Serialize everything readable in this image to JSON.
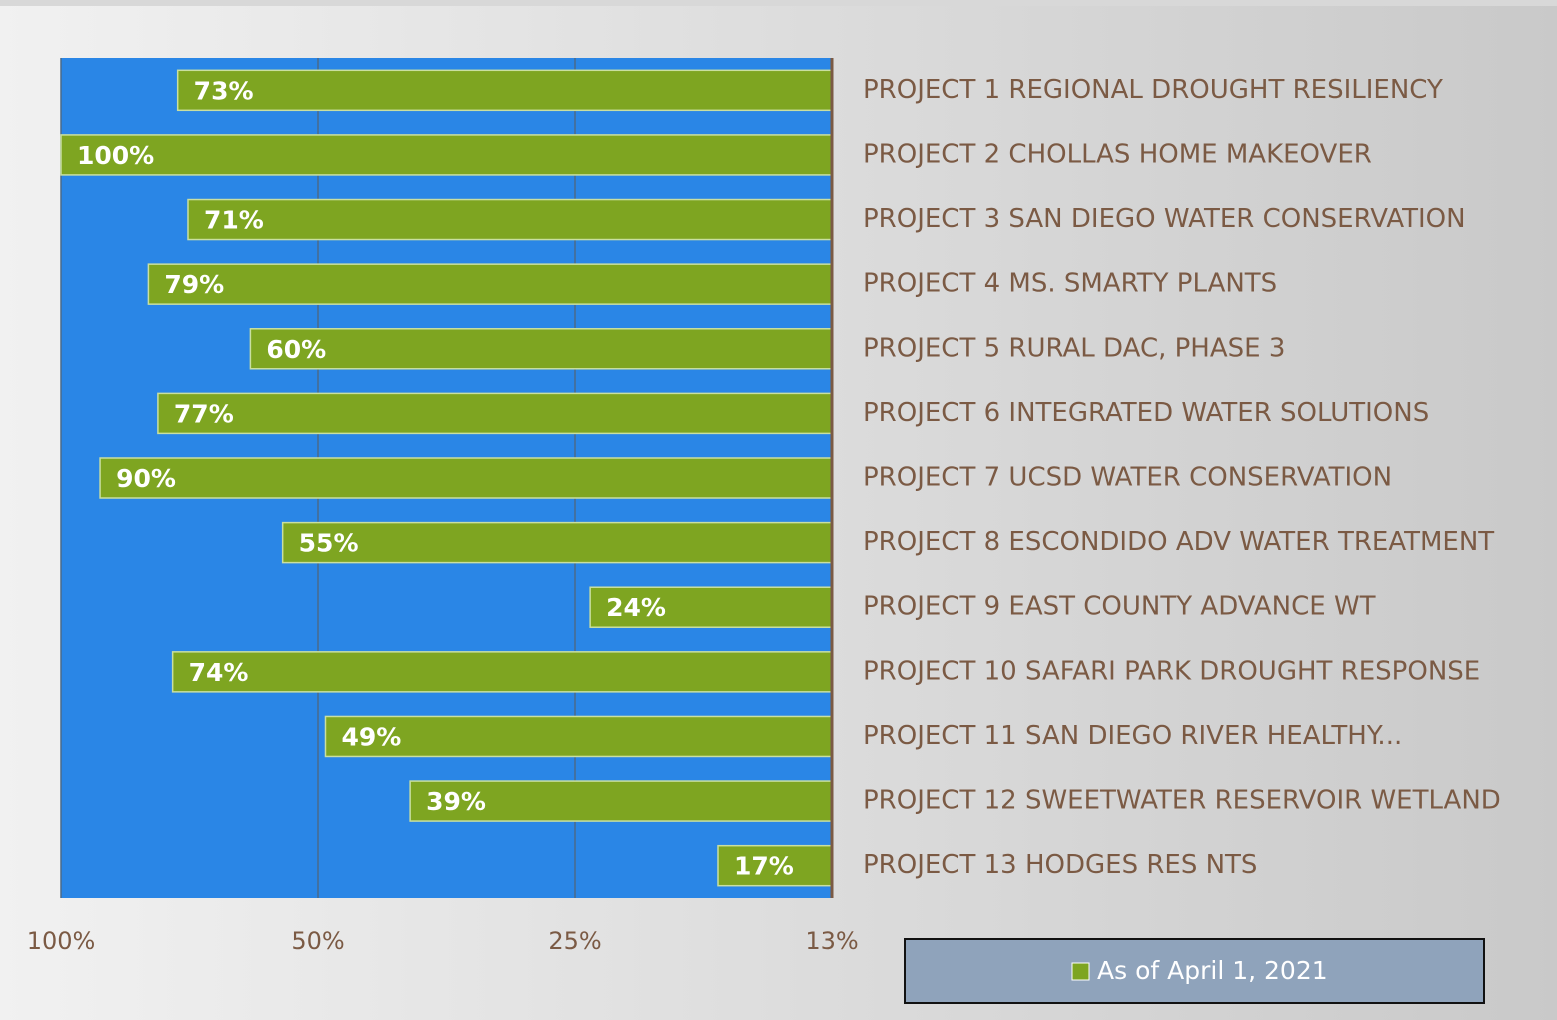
{
  "chart_data": {
    "type": "bar",
    "orientation": "horizontal",
    "categories": [
      "PROJECT 1 REGIONAL DROUGHT RESILIENCY",
      "PROJECT 2 CHOLLAS HOME MAKEOVER",
      "PROJECT 3 SAN DIEGO WATER CONSERVATION",
      "PROJECT 4 MS. SMARTY PLANTS",
      "PROJECT 5 RURAL DAC, PHASE 3",
      "PROJECT 6 INTEGRATED WATER SOLUTIONS",
      "PROJECT 7 UCSD WATER CONSERVATION",
      "PROJECT 8 ESCONDIDO ADV WATER TREATMENT",
      "PROJECT 9 EAST COUNTY ADVANCE WT",
      "PROJECT 10 SAFARI PARK DROUGHT RESPONSE",
      "PROJECT 11 SAN DIEGO RIVER HEALTHY...",
      "PROJECT 12 SWEETWATER RESERVOIR WETLAND",
      "PROJECT 13 HODGES RES NTS"
    ],
    "series": [
      {
        "name": "As of April 1, 2021",
        "color": "#7ea521",
        "values": [
          73,
          100,
          71,
          79,
          60,
          77,
          90,
          55,
          24,
          74,
          49,
          39,
          17
        ],
        "value_labels": [
          "73%",
          "100%",
          "71%",
          "79%",
          "60%",
          "77%",
          "90%",
          "55%",
          "24%",
          "74%",
          "49%",
          "39%",
          "17%"
        ]
      }
    ],
    "xscale": "log",
    "xlim": [
      100,
      12.5
    ],
    "xticks": [
      {
        "value": 100,
        "label": "100%"
      },
      {
        "value": 50,
        "label": "50%"
      },
      {
        "value": 25,
        "label": "25%"
      },
      {
        "value": 12.5,
        "label": "13%"
      }
    ],
    "grid": true,
    "plot_background": "#2a86e6",
    "legend": "bottom-right"
  }
}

*EXERCISE REQUIREMENTS*. Give only the number of lines in the entries above that contain the string "CONSERVATION".

*CORRECT RESPONSE*. 2